**RECORDS SUPPLIED:**

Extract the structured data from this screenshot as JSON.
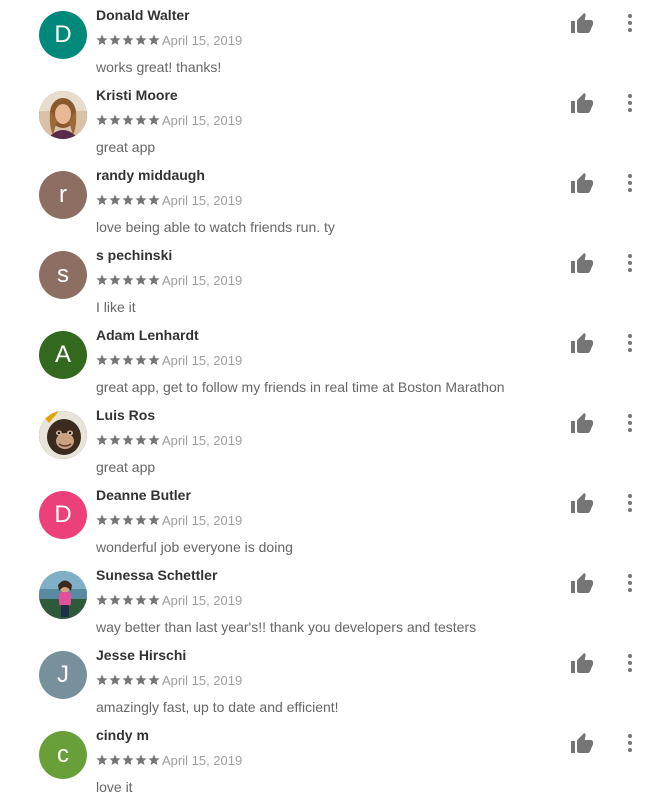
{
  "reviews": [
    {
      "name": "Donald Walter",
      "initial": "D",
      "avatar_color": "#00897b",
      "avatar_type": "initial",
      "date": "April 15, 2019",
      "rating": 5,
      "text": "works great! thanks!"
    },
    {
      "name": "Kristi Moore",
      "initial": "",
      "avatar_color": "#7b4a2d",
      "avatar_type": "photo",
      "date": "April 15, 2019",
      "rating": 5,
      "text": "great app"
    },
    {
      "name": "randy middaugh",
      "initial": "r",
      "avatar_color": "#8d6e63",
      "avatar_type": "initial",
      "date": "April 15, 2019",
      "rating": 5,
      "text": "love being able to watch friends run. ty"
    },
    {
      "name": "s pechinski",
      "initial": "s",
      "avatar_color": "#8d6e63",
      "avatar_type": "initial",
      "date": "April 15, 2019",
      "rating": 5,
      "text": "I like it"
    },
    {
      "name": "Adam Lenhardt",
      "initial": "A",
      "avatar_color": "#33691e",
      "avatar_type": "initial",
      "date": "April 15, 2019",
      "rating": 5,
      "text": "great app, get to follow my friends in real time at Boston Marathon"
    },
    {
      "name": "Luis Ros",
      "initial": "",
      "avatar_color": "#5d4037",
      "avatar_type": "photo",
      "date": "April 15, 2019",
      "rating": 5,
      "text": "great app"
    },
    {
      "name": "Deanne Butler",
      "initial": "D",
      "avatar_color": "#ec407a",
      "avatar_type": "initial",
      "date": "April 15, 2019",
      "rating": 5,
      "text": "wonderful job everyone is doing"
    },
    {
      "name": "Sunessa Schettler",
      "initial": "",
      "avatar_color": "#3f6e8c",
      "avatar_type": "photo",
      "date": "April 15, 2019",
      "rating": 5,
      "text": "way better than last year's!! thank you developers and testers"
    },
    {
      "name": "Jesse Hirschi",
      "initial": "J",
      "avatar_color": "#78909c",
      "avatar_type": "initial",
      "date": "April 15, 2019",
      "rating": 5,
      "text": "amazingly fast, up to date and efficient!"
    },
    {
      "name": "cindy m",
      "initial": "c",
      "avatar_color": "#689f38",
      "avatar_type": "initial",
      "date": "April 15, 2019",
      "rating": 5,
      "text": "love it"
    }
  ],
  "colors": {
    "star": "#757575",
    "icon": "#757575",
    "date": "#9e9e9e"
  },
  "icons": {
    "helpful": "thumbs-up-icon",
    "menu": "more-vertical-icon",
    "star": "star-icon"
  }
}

* * *

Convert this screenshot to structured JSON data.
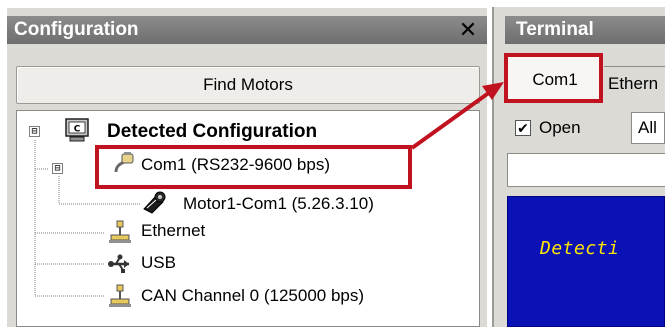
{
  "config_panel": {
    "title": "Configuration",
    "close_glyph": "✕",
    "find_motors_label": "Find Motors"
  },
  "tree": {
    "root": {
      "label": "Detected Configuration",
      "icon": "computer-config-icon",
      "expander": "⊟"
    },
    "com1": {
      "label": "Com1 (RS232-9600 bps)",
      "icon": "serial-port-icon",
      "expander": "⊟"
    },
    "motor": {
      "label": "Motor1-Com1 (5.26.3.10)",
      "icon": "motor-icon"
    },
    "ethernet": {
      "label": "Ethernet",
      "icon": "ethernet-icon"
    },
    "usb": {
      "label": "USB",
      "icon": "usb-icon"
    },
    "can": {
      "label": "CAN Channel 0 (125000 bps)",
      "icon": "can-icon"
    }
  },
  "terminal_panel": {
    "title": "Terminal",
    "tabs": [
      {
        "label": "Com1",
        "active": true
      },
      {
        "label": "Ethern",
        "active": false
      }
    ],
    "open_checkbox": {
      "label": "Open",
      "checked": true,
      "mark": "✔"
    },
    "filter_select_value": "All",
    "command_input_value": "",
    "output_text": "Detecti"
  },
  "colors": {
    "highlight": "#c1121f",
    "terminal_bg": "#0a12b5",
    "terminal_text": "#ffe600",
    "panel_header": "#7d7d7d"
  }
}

**WHAT YOU WILL DO:**
Each line containing the word "title" counts once; report the total alone.

**ANSWER FOR THE TASK:**
2